▶ _Goal_: Only a number is wanted. Count the lines holding the string "Setembro".

▶ _Data for the task_:
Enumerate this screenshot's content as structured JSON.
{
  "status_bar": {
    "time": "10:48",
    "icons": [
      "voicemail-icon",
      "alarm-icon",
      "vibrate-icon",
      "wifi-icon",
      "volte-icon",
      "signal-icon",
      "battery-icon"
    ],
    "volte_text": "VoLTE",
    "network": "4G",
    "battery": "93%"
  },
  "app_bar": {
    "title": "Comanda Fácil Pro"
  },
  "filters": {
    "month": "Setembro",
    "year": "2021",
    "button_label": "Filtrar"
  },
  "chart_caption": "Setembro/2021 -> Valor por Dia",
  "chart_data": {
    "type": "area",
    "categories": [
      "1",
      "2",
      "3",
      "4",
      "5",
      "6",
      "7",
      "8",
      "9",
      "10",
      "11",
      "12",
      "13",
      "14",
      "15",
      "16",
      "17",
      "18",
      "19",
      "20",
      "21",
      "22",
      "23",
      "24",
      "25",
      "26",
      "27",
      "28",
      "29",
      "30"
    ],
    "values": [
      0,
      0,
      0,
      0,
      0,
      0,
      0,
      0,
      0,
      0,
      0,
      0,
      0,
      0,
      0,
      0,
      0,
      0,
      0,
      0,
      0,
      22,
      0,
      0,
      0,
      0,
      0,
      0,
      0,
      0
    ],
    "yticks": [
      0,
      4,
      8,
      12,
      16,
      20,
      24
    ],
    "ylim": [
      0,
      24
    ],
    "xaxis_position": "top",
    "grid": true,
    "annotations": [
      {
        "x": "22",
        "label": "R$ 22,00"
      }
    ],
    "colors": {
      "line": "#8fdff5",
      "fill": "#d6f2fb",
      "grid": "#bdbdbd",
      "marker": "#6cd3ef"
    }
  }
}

▶ _Written answer_: 2